[Set task]: Write the material out again in full, exactly.

[Input for this task]:
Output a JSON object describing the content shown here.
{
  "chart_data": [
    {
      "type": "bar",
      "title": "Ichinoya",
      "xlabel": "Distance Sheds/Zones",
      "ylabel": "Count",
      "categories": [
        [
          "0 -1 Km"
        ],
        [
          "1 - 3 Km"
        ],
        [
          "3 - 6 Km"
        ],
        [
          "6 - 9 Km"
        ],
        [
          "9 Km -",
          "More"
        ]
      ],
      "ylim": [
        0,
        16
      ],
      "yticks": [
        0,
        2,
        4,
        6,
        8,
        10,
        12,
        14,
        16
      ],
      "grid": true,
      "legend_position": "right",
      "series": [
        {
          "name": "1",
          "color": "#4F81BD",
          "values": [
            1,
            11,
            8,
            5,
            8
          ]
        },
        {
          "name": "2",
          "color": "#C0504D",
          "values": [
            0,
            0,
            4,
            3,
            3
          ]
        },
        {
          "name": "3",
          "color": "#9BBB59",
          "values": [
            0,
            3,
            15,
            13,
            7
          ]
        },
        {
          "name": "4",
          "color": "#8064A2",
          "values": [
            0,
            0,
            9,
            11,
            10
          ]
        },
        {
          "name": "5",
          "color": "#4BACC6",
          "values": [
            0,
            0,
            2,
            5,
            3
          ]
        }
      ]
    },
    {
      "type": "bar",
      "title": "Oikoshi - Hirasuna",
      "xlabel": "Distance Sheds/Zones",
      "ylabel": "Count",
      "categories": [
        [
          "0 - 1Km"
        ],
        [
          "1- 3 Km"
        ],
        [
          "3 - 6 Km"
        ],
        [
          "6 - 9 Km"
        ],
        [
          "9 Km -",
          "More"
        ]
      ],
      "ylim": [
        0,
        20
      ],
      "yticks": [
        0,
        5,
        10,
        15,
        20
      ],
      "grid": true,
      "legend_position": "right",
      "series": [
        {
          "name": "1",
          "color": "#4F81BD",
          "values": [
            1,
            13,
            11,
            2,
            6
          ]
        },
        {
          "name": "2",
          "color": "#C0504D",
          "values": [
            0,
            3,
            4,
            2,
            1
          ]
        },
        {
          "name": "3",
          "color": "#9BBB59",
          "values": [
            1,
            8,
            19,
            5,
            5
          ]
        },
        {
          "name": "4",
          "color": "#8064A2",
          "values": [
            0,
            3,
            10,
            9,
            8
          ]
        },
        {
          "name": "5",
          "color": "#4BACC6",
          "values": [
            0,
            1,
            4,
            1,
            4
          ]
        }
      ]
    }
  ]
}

[Answer for the task]:
Output a JSON object describing the content shown here.
{
  "chart_data": [
    {
      "type": "bar",
      "title": "Ichinoya",
      "xlabel": "Distance Sheds/Zones",
      "ylabel": "Count",
      "categories": [
        [
          "0 -1 Km"
        ],
        [
          "1 - 3 Km"
        ],
        [
          "3 - 6 Km"
        ],
        [
          "6 - 9 Km"
        ],
        [
          "9 Km -",
          "More"
        ]
      ],
      "ylim": [
        0,
        16
      ],
      "yticks": [
        0,
        2,
        4,
        6,
        8,
        10,
        12,
        14,
        16
      ],
      "grid": true,
      "legend_position": "right",
      "series": [
        {
          "name": "1",
          "color": "#4F81BD",
          "values": [
            1,
            11,
            8,
            5,
            8
          ]
        },
        {
          "name": "2",
          "color": "#C0504D",
          "values": [
            0,
            0,
            4,
            3,
            3
          ]
        },
        {
          "name": "3",
          "color": "#9BBB59",
          "values": [
            0,
            3,
            15,
            13,
            7
          ]
        },
        {
          "name": "4",
          "color": "#8064A2",
          "values": [
            0,
            0,
            9,
            11,
            10
          ]
        },
        {
          "name": "5",
          "color": "#4BACC6",
          "values": [
            0,
            0,
            2,
            5,
            3
          ]
        }
      ]
    },
    {
      "type": "bar",
      "title": "Oikoshi - Hirasuna",
      "xlabel": "Distance Sheds/Zones",
      "ylabel": "Count",
      "categories": [
        [
          "0 - 1Km"
        ],
        [
          "1- 3 Km"
        ],
        [
          "3 - 6 Km"
        ],
        [
          "6 - 9 Km"
        ],
        [
          "9 Km -",
          "More"
        ]
      ],
      "ylim": [
        0,
        20
      ],
      "yticks": [
        0,
        5,
        10,
        15,
        20
      ],
      "grid": true,
      "legend_position": "right",
      "series": [
        {
          "name": "1",
          "color": "#4F81BD",
          "values": [
            1,
            13,
            11,
            2,
            6
          ]
        },
        {
          "name": "2",
          "color": "#C0504D",
          "values": [
            0,
            3,
            4,
            2,
            1
          ]
        },
        {
          "name": "3",
          "color": "#9BBB59",
          "values": [
            1,
            8,
            19,
            5,
            5
          ]
        },
        {
          "name": "4",
          "color": "#8064A2",
          "values": [
            0,
            3,
            10,
            9,
            8
          ]
        },
        {
          "name": "5",
          "color": "#4BACC6",
          "values": [
            0,
            1,
            4,
            1,
            4
          ]
        }
      ]
    }
  ]
}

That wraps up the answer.